>> Start LISTING
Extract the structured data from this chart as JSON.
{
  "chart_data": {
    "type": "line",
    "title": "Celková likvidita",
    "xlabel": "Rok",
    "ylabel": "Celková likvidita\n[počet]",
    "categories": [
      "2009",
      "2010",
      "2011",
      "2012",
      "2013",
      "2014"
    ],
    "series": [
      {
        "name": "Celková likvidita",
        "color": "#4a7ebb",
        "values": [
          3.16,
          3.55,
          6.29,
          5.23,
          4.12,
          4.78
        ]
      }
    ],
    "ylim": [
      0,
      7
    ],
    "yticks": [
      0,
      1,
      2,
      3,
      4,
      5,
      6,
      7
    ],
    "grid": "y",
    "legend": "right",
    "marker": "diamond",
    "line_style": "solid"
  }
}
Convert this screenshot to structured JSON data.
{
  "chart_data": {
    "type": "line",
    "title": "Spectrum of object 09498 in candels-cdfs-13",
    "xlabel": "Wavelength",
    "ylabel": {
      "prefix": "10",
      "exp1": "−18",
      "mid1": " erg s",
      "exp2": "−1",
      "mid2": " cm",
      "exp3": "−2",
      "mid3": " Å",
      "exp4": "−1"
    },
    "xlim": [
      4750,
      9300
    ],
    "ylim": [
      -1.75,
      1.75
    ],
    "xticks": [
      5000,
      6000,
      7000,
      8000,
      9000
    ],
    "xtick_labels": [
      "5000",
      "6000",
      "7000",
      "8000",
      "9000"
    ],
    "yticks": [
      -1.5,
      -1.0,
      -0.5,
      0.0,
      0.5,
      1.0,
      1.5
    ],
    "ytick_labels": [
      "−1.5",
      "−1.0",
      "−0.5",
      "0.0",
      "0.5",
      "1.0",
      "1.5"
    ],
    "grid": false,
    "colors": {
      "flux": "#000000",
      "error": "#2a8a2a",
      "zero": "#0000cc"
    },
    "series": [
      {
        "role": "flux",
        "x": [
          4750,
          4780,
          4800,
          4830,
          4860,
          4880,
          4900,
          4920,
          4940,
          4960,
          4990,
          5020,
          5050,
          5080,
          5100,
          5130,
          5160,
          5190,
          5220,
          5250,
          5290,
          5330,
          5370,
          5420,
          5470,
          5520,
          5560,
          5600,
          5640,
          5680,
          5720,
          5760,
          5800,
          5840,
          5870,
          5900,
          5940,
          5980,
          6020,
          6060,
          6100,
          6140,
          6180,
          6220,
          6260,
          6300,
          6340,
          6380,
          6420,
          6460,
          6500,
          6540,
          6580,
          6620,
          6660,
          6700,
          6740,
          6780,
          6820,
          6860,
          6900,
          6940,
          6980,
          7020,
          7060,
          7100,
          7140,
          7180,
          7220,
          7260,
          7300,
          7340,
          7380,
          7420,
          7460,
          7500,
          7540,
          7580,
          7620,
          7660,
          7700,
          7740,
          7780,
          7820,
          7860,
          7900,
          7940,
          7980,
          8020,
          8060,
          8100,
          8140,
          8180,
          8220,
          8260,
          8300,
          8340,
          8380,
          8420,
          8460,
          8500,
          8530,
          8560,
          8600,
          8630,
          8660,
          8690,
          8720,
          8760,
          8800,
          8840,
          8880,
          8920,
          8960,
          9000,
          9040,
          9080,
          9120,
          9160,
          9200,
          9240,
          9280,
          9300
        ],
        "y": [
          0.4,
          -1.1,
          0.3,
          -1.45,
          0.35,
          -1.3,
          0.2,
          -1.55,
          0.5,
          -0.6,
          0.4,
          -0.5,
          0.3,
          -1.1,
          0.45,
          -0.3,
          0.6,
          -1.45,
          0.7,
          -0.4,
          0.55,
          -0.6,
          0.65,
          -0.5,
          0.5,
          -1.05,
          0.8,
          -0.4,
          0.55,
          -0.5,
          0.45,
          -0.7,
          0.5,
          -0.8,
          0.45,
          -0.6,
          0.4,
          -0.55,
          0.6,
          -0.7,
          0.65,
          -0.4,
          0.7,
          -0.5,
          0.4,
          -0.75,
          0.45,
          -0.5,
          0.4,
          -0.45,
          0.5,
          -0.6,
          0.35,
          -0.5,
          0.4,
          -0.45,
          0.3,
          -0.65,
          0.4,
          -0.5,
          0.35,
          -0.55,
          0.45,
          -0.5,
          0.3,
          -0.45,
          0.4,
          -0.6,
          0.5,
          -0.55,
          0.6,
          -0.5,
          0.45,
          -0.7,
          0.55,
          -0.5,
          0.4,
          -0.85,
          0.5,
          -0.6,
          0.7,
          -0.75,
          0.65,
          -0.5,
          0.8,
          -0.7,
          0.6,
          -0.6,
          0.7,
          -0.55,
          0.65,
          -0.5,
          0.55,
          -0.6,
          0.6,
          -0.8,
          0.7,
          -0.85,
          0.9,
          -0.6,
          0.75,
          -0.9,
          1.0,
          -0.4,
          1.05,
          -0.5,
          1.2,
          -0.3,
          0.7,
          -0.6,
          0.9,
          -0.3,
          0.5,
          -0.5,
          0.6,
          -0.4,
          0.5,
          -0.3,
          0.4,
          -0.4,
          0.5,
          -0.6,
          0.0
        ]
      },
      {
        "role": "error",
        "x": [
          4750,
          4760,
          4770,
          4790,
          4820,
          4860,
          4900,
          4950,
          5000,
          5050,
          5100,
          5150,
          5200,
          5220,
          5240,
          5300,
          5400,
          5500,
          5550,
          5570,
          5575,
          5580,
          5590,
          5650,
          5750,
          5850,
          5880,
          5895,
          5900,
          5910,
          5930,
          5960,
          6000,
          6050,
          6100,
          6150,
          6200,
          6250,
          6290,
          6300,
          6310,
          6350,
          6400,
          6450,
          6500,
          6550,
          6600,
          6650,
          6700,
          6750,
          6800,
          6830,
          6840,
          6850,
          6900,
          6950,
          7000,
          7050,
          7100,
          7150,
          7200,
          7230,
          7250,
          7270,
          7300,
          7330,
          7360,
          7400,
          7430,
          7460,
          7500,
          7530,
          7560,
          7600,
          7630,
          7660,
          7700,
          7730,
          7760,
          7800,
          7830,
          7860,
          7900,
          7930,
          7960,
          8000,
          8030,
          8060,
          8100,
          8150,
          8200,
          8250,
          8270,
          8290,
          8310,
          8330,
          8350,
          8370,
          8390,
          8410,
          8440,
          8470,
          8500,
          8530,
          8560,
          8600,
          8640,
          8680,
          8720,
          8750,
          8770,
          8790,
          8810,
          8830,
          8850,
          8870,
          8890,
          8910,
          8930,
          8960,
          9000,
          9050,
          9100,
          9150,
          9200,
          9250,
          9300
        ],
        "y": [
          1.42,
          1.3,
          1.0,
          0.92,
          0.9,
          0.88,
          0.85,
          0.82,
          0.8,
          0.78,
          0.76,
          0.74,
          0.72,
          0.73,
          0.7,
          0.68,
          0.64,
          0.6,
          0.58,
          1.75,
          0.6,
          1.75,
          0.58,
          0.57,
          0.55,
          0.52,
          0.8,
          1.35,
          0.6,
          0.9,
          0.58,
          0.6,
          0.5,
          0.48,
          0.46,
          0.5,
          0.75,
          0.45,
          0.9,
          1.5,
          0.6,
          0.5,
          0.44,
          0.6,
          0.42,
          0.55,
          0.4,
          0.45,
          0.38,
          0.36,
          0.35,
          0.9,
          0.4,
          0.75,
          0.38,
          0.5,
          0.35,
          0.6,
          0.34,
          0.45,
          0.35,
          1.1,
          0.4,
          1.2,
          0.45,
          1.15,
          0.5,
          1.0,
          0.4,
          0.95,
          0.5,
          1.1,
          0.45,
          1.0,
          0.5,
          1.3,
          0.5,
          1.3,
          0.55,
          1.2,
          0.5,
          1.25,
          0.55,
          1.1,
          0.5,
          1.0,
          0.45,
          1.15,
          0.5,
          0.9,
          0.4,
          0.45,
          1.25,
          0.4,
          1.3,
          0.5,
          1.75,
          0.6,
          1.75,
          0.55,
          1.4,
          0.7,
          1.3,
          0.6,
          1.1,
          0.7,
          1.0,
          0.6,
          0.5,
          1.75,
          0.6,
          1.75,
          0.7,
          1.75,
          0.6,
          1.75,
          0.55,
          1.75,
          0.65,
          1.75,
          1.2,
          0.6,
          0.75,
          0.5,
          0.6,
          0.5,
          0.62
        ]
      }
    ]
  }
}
>> End LISTING
■ **DIRECTION**:
Check each line in the records for the word "this" and say how many have it, with nothing else.

■ **REPLY TO THE EXERCISE**:
2